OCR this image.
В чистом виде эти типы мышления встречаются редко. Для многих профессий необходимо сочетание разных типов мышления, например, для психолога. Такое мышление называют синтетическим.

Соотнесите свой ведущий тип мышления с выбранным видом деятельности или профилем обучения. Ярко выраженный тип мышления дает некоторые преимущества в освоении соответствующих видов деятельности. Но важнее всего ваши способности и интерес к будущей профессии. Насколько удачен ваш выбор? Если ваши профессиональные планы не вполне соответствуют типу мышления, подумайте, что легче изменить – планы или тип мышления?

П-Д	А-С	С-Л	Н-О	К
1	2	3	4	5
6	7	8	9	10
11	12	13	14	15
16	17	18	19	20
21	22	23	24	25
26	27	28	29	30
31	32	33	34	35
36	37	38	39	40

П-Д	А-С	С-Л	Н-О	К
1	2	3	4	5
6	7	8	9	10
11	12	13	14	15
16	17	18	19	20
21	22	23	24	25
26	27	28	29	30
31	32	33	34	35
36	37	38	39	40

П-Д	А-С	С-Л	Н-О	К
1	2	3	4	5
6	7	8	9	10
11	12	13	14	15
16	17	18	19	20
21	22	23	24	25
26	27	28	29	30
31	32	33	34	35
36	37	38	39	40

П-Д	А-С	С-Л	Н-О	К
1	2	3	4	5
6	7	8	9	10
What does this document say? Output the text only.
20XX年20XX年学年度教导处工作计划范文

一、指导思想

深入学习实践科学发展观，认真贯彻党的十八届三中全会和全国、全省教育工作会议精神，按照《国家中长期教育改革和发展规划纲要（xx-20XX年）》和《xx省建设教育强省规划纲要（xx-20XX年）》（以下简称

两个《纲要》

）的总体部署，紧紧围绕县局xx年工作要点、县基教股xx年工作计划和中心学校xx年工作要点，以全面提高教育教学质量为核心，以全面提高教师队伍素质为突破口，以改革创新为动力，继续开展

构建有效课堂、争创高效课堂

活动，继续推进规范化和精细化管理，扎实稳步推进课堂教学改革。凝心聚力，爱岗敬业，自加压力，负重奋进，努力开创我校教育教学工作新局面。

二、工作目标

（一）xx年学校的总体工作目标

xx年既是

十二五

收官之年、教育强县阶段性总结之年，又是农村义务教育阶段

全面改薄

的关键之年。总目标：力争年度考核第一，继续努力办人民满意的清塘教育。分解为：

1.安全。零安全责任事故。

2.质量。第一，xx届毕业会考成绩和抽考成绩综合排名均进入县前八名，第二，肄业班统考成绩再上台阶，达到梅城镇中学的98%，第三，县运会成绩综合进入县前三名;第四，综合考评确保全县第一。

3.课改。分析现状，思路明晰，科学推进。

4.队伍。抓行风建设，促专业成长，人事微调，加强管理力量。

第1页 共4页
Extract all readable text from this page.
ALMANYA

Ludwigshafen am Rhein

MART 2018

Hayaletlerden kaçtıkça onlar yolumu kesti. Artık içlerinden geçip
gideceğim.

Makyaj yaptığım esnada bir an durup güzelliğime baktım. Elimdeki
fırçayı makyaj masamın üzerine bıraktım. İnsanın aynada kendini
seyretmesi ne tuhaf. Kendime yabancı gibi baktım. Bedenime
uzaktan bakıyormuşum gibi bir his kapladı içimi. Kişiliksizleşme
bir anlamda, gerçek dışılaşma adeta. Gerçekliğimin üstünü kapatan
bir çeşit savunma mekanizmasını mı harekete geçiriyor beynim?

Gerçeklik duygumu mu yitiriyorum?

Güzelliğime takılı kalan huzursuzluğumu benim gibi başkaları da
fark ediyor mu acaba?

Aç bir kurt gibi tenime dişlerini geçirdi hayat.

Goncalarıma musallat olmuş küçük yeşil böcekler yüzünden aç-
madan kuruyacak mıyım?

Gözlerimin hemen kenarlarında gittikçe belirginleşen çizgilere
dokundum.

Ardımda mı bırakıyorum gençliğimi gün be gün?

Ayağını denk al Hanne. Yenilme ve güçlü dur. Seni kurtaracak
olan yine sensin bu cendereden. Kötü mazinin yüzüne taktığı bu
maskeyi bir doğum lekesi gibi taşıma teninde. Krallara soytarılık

---------------

### Problem to work on
Check each line above for the string "мышления" and show the ones that have it.

### Full solution
В чистом виде эти типы мышления встречаются редко. Для многих профессий необходимо сочетание разных типов мышления, например, для психолога. Такое мышление называют синтетическим.
Соотнесите свой ведущий тип мышления с выбранным видом деятельности или профилем обучения. Ярко выраженный тип мышления дает некоторые преимущества в освоении соответствующих видов деятельности. Но важнее всего ваши способности и интерес к будущей профессии. Насколько удачен ваш выбор? Если ваши профессиональные планы не вполне соответствуют типу мышления, подумайте, что легче изменить – планы или тип мышления?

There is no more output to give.